§ OBJECTIVE
Give a verbatim quotation of every record.

[START]

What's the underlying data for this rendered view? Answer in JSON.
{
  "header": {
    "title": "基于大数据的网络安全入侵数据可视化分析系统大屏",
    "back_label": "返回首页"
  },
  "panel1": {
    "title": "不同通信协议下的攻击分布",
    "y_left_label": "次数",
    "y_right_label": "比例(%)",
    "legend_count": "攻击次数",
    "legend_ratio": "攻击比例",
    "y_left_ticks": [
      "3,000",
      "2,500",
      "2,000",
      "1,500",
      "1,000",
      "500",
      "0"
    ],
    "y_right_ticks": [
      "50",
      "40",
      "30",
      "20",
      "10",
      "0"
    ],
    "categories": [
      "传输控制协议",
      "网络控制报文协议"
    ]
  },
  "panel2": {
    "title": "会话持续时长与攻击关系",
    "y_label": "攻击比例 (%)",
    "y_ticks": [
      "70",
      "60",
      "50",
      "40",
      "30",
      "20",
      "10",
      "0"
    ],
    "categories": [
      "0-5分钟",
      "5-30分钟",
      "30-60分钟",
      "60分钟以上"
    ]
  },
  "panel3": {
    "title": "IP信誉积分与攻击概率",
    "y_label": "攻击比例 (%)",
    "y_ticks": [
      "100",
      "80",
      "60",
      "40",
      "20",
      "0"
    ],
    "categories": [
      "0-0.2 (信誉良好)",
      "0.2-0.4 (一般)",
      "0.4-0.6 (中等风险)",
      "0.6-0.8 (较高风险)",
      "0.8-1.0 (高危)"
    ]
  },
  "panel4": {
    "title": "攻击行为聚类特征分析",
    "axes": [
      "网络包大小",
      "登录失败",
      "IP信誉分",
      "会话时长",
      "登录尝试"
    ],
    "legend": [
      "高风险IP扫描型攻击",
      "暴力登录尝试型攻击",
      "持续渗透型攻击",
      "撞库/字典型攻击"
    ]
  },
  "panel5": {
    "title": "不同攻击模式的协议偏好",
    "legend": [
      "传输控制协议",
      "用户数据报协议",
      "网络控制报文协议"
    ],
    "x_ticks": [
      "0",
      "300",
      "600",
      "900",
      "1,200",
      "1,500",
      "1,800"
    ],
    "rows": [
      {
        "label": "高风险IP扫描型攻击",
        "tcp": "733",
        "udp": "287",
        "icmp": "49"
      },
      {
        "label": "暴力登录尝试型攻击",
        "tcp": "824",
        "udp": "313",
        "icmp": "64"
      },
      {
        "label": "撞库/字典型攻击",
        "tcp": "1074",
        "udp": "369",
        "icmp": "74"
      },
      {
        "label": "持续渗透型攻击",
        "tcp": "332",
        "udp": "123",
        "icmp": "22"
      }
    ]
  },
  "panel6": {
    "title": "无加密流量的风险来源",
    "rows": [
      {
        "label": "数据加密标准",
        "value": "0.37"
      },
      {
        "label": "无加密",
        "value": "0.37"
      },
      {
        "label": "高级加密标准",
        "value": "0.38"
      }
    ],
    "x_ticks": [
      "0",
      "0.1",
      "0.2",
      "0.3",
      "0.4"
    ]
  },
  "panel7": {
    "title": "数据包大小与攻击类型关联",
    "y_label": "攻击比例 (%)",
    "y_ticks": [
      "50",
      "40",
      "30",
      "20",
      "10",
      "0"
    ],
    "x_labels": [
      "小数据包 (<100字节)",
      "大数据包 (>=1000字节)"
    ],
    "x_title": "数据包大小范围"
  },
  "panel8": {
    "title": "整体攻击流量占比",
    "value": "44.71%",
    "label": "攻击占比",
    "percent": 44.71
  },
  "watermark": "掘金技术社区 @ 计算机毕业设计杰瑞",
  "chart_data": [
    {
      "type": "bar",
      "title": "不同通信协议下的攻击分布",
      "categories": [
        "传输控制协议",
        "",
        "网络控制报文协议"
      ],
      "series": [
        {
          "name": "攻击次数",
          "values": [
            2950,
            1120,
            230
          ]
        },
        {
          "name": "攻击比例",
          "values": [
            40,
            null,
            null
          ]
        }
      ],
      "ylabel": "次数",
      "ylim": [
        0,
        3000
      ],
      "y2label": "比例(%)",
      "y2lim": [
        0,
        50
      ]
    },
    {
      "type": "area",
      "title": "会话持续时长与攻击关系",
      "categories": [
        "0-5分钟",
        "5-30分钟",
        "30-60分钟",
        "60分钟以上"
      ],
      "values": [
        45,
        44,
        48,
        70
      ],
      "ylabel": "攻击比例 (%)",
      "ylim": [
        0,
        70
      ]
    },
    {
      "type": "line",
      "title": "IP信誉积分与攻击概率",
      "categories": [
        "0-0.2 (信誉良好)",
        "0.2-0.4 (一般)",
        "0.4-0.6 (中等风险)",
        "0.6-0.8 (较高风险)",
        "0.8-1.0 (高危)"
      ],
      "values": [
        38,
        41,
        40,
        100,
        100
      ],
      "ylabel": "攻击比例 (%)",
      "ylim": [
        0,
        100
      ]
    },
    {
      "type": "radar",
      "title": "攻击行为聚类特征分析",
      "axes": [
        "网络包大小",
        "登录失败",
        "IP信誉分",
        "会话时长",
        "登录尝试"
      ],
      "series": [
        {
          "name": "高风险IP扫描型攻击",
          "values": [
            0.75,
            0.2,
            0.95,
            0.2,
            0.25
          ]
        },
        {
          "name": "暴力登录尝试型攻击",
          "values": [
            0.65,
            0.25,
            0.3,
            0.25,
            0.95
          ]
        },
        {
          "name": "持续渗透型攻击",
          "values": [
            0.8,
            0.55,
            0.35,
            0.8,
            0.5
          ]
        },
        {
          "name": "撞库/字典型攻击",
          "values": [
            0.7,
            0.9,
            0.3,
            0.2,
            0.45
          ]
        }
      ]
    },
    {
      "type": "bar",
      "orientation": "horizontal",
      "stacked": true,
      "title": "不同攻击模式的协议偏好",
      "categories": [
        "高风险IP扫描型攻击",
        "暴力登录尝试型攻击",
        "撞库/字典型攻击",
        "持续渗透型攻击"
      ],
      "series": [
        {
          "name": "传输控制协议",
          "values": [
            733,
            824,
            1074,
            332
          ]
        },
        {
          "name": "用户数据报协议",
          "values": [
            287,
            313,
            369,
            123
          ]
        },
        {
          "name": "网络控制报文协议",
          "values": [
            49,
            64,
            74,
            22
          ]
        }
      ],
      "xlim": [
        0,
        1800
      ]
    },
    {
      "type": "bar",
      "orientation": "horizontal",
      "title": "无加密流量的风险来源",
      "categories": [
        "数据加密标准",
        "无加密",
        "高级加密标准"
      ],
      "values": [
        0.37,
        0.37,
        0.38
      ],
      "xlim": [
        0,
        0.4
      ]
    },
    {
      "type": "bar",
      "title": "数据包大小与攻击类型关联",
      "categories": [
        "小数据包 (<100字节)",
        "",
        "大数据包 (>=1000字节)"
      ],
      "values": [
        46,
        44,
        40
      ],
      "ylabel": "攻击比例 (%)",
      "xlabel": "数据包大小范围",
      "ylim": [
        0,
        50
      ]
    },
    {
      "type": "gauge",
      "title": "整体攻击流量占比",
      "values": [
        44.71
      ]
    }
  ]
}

[END]

§ TASK OUTPUT
What's the underlying data for this rendered view? Answer in JSON.
{
  "header": {
    "title": "基于大数据的网络安全入侵数据可视化分析系统大屏",
    "back_label": "返回首页"
  },
  "panel1": {
    "title": "不同通信协议下的攻击分布",
    "y_left_label": "次数",
    "y_right_label": "比例(%)",
    "legend_count": "攻击次数",
    "legend_ratio": "攻击比例",
    "y_left_ticks": [
      "3,000",
      "2,500",
      "2,000",
      "1,500",
      "1,000",
      "500",
      "0"
    ],
    "y_right_ticks": [
      "50",
      "40",
      "30",
      "20",
      "10",
      "0"
    ],
    "categories": [
      "传输控制协议",
      "网络控制报文协议"
    ]
  },
  "panel2": {
    "title": "会话持续时长与攻击关系",
    "y_label": "攻击比例 (%)",
    "y_ticks": [
      "70",
      "60",
      "50",
      "40",
      "30",
      "20",
      "10",
      "0"
    ],
    "categories": [
      "0-5分钟",
      "5-30分钟",
      "30-60分钟",
      "60分钟以上"
    ]
  },
  "panel3": {
    "title": "IP信誉积分与攻击概率",
    "y_label": "攻击比例 (%)",
    "y_ticks": [
      "100",
      "80",
      "60",
      "40",
      "20",
      "0"
    ],
    "categories": [
      "0-0.2 (信誉良好)",
      "0.2-0.4 (一般)",
      "0.4-0.6 (中等风险)",
      "0.6-0.8 (较高风险)",
      "0.8-1.0 (高危)"
    ]
  },
  "panel4": {
    "title": "攻击行为聚类特征分析",
    "axes": [
      "网络包大小",
      "登录失败",
      "IP信誉分",
      "会话时长",
      "登录尝试"
    ],
    "legend": [
      "高风险IP扫描型攻击",
      "暴力登录尝试型攻击",
      "持续渗透型攻击",
      "撞库/字典型攻击"
    ]
  },
  "panel5": {
    "title": "不同攻击模式的协议偏好",
    "legend": [
      "传输控制协议",
      "用户数据报协议",
      "网络控制报文协议"
    ],
    "x_ticks": [
      "0",
      "300",
      "600",
      "900",
      "1,200",
      "1,500",
      "1,800"
    ],
    "rows": [
      {
        "label": "高风险IP扫描型攻击",
        "tcp": "733",
        "udp": "287",
        "icmp": "49"
      },
      {
        "label": "暴力登录尝试型攻击",
        "tcp": "824",
        "udp": "313",
        "icmp": "64"
      },
      {
        "label": "撞库/字典型攻击",
        "tcp": "1074",
        "udp": "369",
        "icmp": "74"
      },
      {
        "label": "持续渗透型攻击",
        "tcp": "332",
        "udp": "123",
        "icmp": "22"
      }
    ]
  },
  "panel6": {
    "title": "无加密流量的风险来源",
    "rows": [
      {
        "label": "数据加密标准",
        "value": "0.37"
      },
      {
        "label": "无加密",
        "value": "0.37"
      },
      {
        "label": "高级加密标准",
        "value": "0.38"
      }
    ],
    "x_ticks": [
      "0",
      "0.1",
      "0.2",
      "0.3",
      "0.4"
    ]
  },
  "panel7": {
    "title": "数据包大小与攻击类型关联",
    "y_label": "攻击比例 (%)",
    "y_ticks": [
      "50",
      "40",
      "30",
      "20",
      "10",
      "0"
    ],
    "x_labels": [
      "小数据包 (<100字节)",
      "大数据包 (>=1000字节)"
    ],
    "x_title": "数据包大小范围"
  },
  "panel8": {
    "title": "整体攻击流量占比",
    "value": "44.71%",
    "label": "攻击占比",
    "percent": 44.71
  },
  "watermark": "掘金技术社区 @ 计算机毕业设计杰瑞",
  "chart_data": [
    {
      "type": "bar",
      "title": "不同通信协议下的攻击分布",
      "categories": [
        "传输控制协议",
        "",
        "网络控制报文协议"
      ],
      "series": [
        {
          "name": "攻击次数",
          "values": [
            2950,
            1120,
            230
          ]
        },
        {
          "name": "攻击比例",
          "values": [
            40,
            null,
            null
          ]
        }
      ],
      "ylabel": "次数",
      "ylim": [
        0,
        3000
      ],
      "y2label": "比例(%)",
      "y2lim": [
        0,
        50
      ]
    },
    {
      "type": "area",
      "title": "会话持续时长与攻击关系",
      "categories": [
        "0-5分钟",
        "5-30分钟",
        "30-60分钟",
        "60分钟以上"
      ],
      "values": [
        45,
        44,
        48,
        70
      ],
      "ylabel": "攻击比例 (%)",
      "ylim": [
        0,
        70
      ]
    },
    {
      "type": "line",
      "title": "IP信誉积分与攻击概率",
      "categories": [
        "0-0.2 (信誉良好)",
        "0.2-0.4 (一般)",
        "0.4-0.6 (中等风险)",
        "0.6-0.8 (较高风险)",
        "0.8-1.0 (高危)"
      ],
      "values": [
        38,
        41,
        40,
        100,
        100
      ],
      "ylabel": "攻击比例 (%)",
      "ylim": [
        0,
        100
      ]
    },
    {
      "type": "radar",
      "title": "攻击行为聚类特征分析",
      "axes": [
        "网络包大小",
        "登录失败",
        "IP信誉分",
        "会话时长",
        "登录尝试"
      ],
      "series": [
        {
          "name": "高风险IP扫描型攻击",
          "values": [
            0.75,
            0.2,
            0.95,
            0.2,
            0.25
          ]
        },
        {
          "name": "暴力登录尝试型攻击",
          "values": [
            0.65,
            0.25,
            0.3,
            0.25,
            0.95
          ]
        },
        {
          "name": "持续渗透型攻击",
          "values": [
            0.8,
            0.55,
            0.35,
            0.8,
            0.5
          ]
        },
        {
          "name": "撞库/字典型攻击",
          "values": [
            0.7,
            0.9,
            0.3,
            0.2,
            0.45
          ]
        }
      ]
    },
    {
      "type": "bar",
      "orientation": "horizontal",
      "stacked": true,
      "title": "不同攻击模式的协议偏好",
      "categories": [
        "高风险IP扫描型攻击",
        "暴力登录尝试型攻击",
        "撞库/字典型攻击",
        "持续渗透型攻击"
      ],
      "series": [
        {
          "name": "传输控制协议",
          "values": [
            733,
            824,
            1074,
            332
          ]
        },
        {
          "name": "用户数据报协议",
          "values": [
            287,
            313,
            369,
            123
          ]
        },
        {
          "name": "网络控制报文协议",
          "values": [
            49,
            64,
            74,
            22
          ]
        }
      ],
      "xlim": [
        0,
        1800
      ]
    },
    {
      "type": "bar",
      "orientation": "horizontal",
      "title": "无加密流量的风险来源",
      "categories": [
        "数据加密标准",
        "无加密",
        "高级加密标准"
      ],
      "values": [
        0.37,
        0.37,
        0.38
      ],
      "xlim": [
        0,
        0.4
      ]
    },
    {
      "type": "bar",
      "title": "数据包大小与攻击类型关联",
      "categories": [
        "小数据包 (<100字节)",
        "",
        "大数据包 (>=1000字节)"
      ],
      "values": [
        46,
        44,
        40
      ],
      "ylabel": "攻击比例 (%)",
      "xlabel": "数据包大小范围",
      "ylim": [
        0,
        50
      ]
    },
    {
      "type": "gauge",
      "title": "整体攻击流量占比",
      "values": [
        44.71
      ]
    }
  ]
}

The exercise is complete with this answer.